Source records -
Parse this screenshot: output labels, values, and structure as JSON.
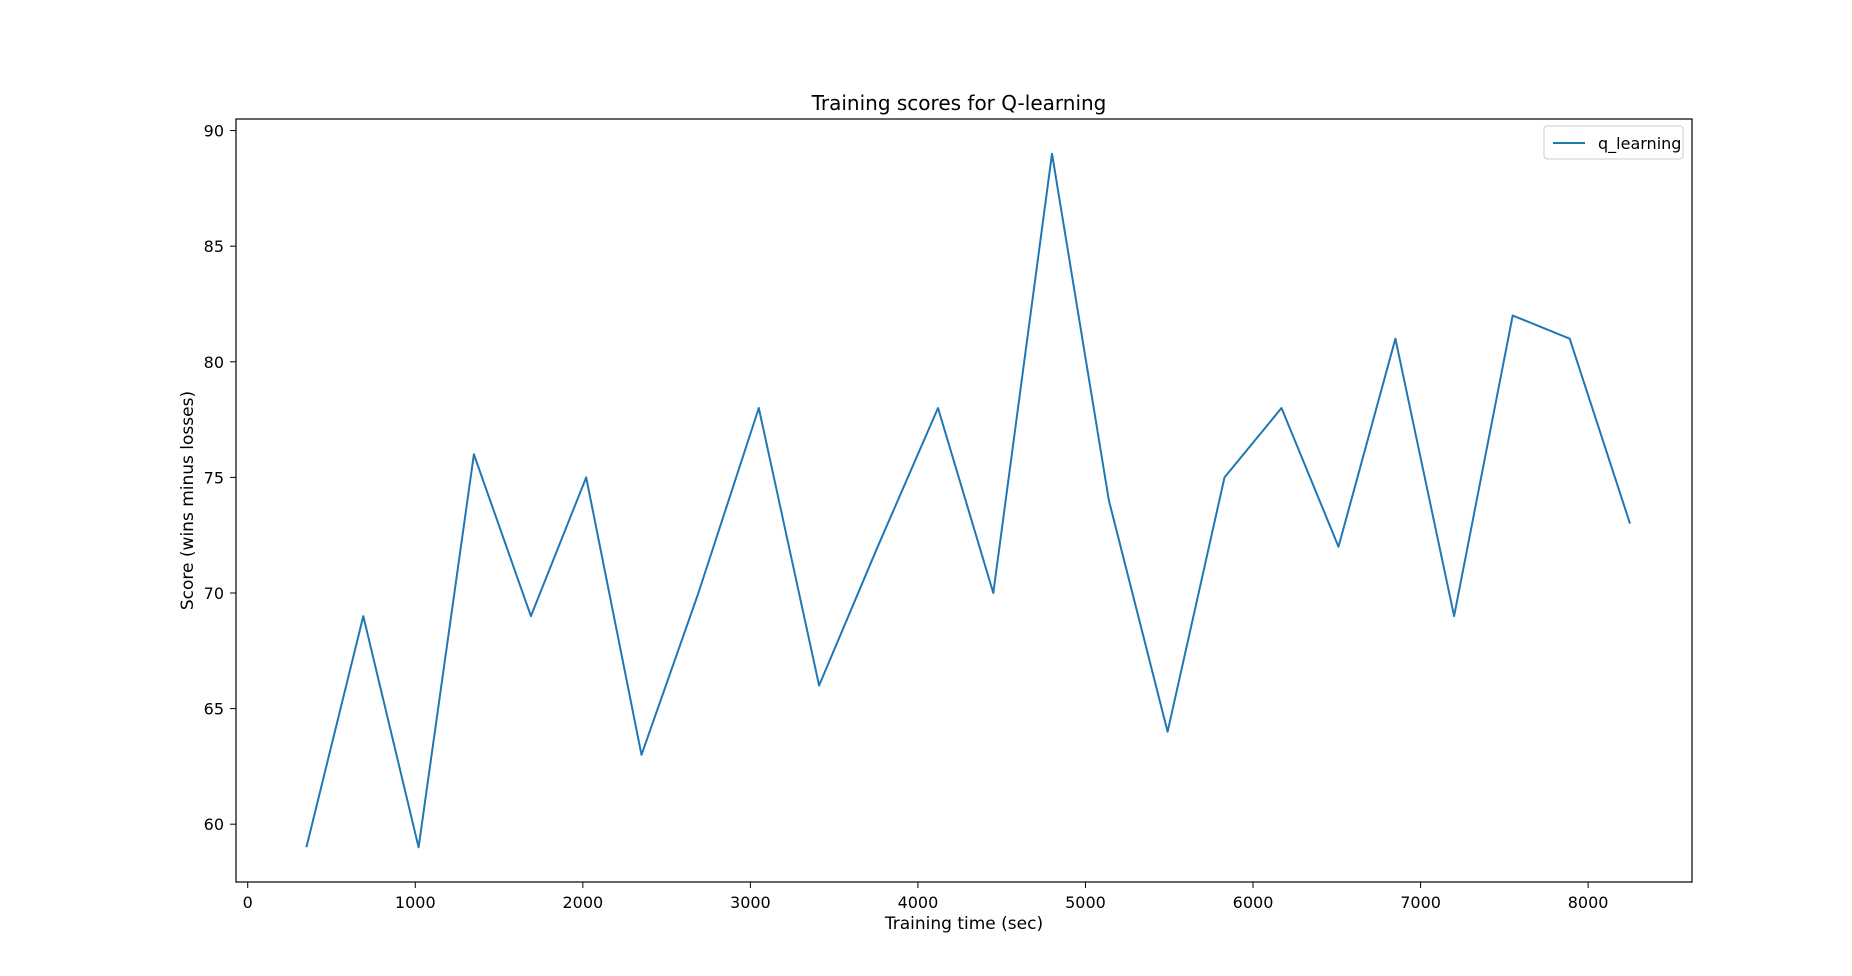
{
  "chart_data": {
    "type": "line",
    "title": "Training scores for Q-learning",
    "xlabel": "Training time (sec)",
    "ylabel": "Score (wins minus losses)",
    "xlim": [
      -70,
      8620
    ],
    "ylim": [
      57.5,
      90.5
    ],
    "xticks": [
      0,
      1000,
      2000,
      3000,
      4000,
      5000,
      6000,
      7000,
      8000
    ],
    "yticks": [
      60,
      65,
      70,
      75,
      80,
      85,
      90
    ],
    "grid": false,
    "legend_position": "top-right",
    "series": [
      {
        "name": "q_learning",
        "color": "#1f77b4",
        "x": [
          350,
          690,
          1020,
          1350,
          1690,
          2020,
          2350,
          2690,
          3050,
          3410,
          3760,
          4120,
          4450,
          4800,
          5140,
          5490,
          5830,
          6170,
          6510,
          6850,
          7200,
          7550,
          7890,
          8250
        ],
        "y": [
          59,
          69,
          59,
          76,
          69,
          75,
          63,
          70,
          78,
          66,
          72,
          78,
          70,
          89,
          74,
          64,
          75,
          78,
          72,
          81,
          69,
          82,
          81,
          73
        ]
      }
    ]
  }
}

Work to be completed - Give the count of lines in the data shown above that contain "Training", and nothing else.

Response to this exercise - 2